[START Information provided]

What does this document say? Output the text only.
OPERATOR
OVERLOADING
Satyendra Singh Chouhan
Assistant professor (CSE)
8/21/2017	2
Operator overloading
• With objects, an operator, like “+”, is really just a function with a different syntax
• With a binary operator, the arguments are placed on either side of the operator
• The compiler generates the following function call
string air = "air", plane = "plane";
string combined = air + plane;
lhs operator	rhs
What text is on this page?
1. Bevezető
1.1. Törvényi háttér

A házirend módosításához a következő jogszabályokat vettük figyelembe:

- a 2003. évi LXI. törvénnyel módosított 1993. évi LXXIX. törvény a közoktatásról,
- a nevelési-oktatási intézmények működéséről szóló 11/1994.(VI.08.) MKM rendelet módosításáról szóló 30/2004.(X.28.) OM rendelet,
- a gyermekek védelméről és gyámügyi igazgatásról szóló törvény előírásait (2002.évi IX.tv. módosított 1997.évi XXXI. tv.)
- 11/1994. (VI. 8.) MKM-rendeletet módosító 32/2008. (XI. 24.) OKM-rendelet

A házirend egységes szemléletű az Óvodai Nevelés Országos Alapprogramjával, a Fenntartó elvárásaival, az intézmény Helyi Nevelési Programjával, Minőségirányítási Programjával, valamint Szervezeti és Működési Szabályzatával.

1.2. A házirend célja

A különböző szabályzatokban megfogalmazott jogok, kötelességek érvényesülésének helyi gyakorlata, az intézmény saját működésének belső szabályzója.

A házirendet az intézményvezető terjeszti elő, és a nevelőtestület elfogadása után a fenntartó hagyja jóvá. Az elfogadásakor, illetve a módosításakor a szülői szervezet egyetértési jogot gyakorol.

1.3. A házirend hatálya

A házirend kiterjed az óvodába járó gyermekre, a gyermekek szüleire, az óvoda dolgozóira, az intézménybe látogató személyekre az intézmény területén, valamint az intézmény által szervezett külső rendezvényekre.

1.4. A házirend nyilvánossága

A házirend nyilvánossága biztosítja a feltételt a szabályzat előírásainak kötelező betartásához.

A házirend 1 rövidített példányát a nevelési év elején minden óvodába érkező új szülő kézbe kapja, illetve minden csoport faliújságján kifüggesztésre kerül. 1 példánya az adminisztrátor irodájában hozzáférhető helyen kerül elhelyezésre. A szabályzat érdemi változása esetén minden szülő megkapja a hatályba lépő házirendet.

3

[END Information provided]

Search the entries for the string "illetve" and collect each line that has it.

◆ Response for this exercise:
A házirendet az intézményvezető terjeszti elő, és a nevelőtestület elfogadása után a fenntartó hagyja jóvá. Az elfogadásakor, illetve a módosításakor a szülői szervezet egyetértési jogot gyakorol.
A házirend 1 rövidített példányát a nevelési év elején minden óvodába érkező új szülő kézbe kapja, illetve minden csoport faliújságján kifüggesztésre kerül. 1 példánya az adminisztrátor irodájában hozzáférhető helyen kerül elhelyezésre. A szabályzat érdemi változása esetén minden szülő megkapja a hatályba lépő házirendet.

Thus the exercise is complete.